# Skillung Schurke\Krieger



## p1Ng (29. Juli 2009)

HAllo wie der Titel schon sagt würde ich gerne wissen wie ich die skillung am besten gestallte.

Schurke ist miene Hauptklasse und der Krieger meine 2 klasse.
Will soviel wie möglich aus der Kombo rausholen also wäre nett wenn mir wer sagen kann 
wie weit ich was skillen sollte. und welche combo ich fahren sollte.

Bitte um Hilfe

Danke


----------



## p1Ng (7. August 2009)

Ist wohl ein witzt, das keiner Schurke\Krieger ist und mir da mal helfen kann!


----------



## N1ght4ss4s1n (18. August 2009)

▶ **Ziel der Übung**
Gib den Absatz aus dem Forenthread, der mit „Schurke ist“ beginnt, als knappe Stichpunktliste wieder und bewahre dabei seine wesentlichen Angaben.

Datensätze aus einer Datensammlung:
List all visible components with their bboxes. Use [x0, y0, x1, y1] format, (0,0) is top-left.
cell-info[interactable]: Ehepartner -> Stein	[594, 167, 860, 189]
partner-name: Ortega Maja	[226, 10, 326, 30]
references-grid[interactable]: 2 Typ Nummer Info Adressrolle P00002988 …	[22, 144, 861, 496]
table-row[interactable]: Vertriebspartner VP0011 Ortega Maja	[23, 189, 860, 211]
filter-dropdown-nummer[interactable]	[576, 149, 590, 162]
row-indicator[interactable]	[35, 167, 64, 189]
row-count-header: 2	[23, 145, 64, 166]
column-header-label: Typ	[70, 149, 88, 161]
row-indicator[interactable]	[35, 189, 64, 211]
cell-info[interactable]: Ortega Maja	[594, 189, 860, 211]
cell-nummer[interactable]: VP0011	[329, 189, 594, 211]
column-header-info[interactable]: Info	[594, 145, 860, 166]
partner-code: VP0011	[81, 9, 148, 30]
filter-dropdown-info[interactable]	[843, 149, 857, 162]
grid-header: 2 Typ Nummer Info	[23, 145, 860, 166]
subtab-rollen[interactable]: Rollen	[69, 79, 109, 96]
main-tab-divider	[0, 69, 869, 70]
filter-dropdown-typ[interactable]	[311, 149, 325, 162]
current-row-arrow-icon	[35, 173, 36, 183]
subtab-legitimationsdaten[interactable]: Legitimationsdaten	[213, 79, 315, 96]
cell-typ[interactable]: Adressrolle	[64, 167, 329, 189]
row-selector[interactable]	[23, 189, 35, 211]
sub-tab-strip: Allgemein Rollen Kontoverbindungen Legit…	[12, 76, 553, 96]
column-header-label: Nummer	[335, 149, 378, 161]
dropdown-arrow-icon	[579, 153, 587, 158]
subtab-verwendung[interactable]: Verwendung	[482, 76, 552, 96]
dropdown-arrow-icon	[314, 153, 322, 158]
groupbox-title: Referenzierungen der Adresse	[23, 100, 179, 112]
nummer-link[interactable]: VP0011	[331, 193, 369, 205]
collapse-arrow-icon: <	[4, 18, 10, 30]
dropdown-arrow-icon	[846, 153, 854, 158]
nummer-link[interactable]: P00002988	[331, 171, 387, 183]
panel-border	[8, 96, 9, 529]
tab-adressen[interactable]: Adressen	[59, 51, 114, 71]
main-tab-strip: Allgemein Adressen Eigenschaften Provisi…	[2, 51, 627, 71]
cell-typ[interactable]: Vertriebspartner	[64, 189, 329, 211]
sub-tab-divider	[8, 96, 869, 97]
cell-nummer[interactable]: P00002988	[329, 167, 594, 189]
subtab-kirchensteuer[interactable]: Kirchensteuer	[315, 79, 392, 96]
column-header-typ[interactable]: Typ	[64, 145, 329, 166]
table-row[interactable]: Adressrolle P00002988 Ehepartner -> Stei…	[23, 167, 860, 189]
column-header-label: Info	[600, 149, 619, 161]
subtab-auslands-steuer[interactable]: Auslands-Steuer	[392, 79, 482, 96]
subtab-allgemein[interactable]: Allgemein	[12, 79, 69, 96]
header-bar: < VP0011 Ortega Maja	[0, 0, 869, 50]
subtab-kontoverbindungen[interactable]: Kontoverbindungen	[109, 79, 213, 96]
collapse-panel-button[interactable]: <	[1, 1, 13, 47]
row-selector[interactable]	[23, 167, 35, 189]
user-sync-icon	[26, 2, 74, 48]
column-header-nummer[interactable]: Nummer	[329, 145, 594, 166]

▶ **Lösung**
- Hauptklasse: Schurke, zweite Klasse: Krieger
- Ziel: möglichst viel aus der Kombination herausholen
- Gesucht: wie weit was geskillt werden sollte
- Gesucht: welche Combo gefahren werden sollte